#### REQUIRED TASK
Among the lines below, list those containing the string "KOREA".

┄┄┄┄┄┄┄┄┄┄

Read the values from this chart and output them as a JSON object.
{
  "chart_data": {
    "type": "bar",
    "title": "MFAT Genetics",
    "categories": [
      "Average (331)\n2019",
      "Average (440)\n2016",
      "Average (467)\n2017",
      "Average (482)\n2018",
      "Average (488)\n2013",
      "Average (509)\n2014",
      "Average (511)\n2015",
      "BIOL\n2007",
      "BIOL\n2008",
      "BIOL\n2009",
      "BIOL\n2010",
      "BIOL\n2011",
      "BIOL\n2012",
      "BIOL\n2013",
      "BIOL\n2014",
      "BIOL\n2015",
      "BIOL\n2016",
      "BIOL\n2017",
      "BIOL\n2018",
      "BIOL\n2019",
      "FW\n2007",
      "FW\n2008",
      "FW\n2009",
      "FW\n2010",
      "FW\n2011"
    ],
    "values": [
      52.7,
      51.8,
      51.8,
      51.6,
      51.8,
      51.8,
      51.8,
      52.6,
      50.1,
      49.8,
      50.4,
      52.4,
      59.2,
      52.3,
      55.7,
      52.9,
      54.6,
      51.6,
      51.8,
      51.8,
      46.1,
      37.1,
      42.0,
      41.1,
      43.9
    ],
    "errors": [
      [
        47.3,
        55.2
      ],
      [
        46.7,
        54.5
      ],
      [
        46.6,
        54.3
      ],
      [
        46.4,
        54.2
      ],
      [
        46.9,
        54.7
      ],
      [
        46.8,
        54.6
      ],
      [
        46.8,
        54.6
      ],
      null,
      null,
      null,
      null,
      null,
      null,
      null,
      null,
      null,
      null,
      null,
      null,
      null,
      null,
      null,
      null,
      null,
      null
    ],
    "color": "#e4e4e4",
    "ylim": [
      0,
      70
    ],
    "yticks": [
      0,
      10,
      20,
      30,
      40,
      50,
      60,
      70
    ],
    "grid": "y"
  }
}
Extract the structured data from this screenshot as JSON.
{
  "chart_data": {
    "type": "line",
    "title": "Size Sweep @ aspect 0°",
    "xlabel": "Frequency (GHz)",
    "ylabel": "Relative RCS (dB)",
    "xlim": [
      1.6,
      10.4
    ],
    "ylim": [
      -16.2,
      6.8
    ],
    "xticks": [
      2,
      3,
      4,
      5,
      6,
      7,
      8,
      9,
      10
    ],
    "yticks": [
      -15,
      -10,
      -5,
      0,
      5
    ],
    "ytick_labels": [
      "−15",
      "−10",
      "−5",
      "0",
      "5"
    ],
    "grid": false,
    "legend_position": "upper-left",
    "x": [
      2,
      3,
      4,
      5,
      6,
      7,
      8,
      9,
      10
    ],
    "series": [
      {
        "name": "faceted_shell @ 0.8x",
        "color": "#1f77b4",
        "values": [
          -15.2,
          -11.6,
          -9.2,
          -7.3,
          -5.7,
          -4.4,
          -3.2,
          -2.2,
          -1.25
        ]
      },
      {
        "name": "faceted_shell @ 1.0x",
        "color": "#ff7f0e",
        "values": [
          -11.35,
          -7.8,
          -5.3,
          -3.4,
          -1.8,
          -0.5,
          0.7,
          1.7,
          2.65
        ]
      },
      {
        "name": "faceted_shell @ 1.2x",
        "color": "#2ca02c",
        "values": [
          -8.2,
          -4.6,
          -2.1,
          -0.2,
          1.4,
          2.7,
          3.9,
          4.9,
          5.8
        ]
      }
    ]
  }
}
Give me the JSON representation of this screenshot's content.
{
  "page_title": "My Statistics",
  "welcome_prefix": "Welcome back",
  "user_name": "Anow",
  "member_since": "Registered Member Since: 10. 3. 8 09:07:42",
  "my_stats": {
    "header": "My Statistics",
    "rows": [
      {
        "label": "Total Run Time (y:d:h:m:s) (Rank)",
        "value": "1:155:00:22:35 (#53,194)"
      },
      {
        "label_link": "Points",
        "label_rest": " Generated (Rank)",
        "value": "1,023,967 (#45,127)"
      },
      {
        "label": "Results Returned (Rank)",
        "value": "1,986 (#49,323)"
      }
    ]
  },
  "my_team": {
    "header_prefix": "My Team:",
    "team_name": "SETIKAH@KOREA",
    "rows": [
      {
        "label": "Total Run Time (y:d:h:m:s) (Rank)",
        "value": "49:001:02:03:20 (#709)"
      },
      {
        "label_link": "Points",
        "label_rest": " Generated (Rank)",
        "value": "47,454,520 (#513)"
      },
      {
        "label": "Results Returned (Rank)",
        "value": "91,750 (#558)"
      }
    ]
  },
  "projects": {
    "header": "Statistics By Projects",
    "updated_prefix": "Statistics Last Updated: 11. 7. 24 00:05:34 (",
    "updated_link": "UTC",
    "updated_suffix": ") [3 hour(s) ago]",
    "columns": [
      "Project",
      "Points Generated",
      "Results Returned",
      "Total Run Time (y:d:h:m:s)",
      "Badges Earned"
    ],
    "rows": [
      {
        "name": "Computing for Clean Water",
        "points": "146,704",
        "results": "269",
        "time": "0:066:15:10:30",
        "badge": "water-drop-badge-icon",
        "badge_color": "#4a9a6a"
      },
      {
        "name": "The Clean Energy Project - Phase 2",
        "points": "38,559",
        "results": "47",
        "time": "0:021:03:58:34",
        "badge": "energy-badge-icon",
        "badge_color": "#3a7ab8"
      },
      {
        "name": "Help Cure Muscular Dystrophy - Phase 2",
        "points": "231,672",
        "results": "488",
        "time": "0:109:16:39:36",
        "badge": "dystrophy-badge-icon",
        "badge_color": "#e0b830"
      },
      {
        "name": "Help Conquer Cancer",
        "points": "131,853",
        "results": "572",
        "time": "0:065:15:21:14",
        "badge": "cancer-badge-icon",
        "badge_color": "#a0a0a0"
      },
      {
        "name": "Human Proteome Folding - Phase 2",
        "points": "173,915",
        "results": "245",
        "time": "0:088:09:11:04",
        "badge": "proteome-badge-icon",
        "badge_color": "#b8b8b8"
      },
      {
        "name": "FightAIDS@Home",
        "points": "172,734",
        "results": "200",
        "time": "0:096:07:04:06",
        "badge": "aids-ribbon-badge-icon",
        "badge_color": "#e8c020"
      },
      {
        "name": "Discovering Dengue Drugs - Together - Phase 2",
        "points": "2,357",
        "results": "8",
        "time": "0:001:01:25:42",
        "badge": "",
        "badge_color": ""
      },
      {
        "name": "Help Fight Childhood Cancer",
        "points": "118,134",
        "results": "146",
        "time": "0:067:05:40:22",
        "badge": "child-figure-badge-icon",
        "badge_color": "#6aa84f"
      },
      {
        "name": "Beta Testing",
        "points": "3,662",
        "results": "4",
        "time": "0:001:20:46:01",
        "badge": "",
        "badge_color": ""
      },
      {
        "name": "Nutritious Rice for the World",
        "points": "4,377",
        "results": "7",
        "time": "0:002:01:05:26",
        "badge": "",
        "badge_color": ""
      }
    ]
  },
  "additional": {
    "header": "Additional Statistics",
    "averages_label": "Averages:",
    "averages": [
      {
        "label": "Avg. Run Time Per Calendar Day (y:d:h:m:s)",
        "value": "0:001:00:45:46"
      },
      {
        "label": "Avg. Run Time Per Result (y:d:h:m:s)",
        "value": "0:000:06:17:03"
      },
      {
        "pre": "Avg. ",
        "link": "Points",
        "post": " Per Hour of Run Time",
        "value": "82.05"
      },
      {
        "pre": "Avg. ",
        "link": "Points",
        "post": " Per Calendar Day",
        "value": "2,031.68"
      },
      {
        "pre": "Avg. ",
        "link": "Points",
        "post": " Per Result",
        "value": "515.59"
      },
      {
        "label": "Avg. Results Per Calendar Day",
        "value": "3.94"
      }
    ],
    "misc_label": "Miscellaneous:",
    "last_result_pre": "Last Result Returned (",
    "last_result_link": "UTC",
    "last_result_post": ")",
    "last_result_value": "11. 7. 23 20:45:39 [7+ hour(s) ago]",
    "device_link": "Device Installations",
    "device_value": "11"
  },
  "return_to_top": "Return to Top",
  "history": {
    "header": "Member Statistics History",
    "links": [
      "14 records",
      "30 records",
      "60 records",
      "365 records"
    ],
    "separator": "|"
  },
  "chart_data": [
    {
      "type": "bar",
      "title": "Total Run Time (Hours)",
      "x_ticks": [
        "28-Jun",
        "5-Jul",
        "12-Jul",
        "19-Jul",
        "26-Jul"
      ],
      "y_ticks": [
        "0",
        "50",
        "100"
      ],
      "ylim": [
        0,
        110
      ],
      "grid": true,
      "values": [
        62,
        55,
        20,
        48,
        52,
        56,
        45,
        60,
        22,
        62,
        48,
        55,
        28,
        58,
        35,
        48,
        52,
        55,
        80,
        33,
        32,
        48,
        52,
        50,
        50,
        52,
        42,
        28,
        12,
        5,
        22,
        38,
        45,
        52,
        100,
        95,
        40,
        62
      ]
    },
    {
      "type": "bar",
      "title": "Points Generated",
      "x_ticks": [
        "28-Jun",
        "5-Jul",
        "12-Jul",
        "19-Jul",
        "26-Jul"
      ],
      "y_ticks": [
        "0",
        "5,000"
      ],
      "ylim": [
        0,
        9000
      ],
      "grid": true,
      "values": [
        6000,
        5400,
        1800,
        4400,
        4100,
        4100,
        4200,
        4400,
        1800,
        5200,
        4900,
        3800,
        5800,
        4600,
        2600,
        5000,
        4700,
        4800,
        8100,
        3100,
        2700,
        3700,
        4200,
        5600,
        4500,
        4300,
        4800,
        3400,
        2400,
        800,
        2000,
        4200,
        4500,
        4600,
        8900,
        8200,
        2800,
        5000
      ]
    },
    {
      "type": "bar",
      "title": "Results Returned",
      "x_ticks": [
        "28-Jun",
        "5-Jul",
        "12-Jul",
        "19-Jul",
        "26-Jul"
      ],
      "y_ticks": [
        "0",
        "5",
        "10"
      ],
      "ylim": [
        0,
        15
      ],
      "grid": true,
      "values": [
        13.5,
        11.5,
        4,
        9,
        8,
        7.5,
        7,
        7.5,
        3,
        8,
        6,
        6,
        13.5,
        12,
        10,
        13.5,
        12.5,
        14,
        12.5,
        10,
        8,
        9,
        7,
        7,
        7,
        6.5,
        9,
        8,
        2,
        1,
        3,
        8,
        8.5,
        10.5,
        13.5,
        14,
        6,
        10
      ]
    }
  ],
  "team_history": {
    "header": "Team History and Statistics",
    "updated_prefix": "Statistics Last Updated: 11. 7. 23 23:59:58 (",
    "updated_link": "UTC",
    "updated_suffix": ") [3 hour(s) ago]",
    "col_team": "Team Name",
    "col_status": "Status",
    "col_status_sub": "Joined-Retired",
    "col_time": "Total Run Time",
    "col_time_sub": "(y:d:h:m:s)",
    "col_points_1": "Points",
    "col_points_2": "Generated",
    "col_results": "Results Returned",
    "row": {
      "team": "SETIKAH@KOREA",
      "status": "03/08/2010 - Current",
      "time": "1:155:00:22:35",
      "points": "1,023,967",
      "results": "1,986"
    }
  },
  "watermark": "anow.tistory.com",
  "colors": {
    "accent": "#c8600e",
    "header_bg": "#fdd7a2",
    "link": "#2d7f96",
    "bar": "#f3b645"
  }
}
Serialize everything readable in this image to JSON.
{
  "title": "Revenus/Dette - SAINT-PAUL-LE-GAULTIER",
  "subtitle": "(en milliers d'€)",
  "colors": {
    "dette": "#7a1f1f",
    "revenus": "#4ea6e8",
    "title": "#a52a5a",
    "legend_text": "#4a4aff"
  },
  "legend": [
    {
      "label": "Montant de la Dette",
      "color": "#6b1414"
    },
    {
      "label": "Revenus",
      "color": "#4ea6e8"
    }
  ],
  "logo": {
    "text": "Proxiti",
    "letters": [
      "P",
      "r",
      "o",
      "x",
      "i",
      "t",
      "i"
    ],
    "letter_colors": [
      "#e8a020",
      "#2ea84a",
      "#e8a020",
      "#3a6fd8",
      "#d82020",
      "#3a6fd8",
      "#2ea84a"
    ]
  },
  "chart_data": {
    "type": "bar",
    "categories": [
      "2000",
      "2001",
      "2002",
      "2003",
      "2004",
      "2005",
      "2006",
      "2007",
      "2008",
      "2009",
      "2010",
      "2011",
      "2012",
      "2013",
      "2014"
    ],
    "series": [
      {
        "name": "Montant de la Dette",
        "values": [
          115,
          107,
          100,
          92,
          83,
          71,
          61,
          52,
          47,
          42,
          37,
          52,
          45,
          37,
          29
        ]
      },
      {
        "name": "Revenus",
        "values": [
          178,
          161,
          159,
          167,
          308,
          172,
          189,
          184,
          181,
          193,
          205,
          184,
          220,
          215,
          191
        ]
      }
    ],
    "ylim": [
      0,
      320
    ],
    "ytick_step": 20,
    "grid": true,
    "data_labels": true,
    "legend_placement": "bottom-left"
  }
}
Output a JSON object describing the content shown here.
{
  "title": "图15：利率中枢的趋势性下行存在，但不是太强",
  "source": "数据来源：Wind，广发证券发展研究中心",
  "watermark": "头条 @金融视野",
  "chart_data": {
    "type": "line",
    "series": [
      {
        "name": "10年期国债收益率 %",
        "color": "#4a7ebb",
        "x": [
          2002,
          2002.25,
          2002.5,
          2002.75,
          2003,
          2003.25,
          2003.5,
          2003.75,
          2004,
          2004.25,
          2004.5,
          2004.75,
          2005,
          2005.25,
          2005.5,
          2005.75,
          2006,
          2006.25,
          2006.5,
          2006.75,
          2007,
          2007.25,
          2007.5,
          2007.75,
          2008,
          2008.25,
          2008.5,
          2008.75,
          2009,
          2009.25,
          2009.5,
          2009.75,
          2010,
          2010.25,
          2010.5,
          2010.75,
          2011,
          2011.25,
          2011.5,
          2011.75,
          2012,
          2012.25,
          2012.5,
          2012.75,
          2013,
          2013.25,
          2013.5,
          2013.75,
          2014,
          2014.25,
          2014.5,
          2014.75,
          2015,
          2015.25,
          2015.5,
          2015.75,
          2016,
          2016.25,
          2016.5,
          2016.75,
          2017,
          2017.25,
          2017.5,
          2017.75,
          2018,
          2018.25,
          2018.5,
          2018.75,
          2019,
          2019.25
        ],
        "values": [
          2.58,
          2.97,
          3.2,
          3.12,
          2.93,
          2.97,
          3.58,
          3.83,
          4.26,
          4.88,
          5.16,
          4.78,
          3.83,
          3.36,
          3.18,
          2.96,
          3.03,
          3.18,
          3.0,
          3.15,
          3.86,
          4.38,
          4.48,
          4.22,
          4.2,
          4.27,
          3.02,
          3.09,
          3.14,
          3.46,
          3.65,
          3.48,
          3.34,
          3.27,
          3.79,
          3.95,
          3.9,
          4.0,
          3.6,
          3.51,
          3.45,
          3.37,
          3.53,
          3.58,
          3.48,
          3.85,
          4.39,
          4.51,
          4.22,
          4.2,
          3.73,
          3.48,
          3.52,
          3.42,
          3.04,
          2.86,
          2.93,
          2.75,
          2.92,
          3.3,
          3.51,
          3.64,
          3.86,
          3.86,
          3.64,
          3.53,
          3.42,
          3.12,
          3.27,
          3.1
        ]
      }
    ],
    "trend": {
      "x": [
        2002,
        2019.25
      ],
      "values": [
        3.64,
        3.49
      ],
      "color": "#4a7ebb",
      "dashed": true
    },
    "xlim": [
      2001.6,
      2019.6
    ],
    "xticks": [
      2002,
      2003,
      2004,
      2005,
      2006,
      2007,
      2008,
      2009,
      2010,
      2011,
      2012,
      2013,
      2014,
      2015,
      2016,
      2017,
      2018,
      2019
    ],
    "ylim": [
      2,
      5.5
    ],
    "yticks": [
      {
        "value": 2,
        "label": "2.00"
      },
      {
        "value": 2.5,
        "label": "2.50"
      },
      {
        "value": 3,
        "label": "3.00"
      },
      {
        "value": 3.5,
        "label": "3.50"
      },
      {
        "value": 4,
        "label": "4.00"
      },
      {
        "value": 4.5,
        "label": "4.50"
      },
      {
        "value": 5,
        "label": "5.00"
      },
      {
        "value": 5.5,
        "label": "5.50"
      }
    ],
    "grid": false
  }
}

┄┄┄┄┄┄┄┄┄┄

#### OUTPUT BELOW
    "team_name": "SETIKAH@KOREA",
      "team": "SETIKAH@KOREA",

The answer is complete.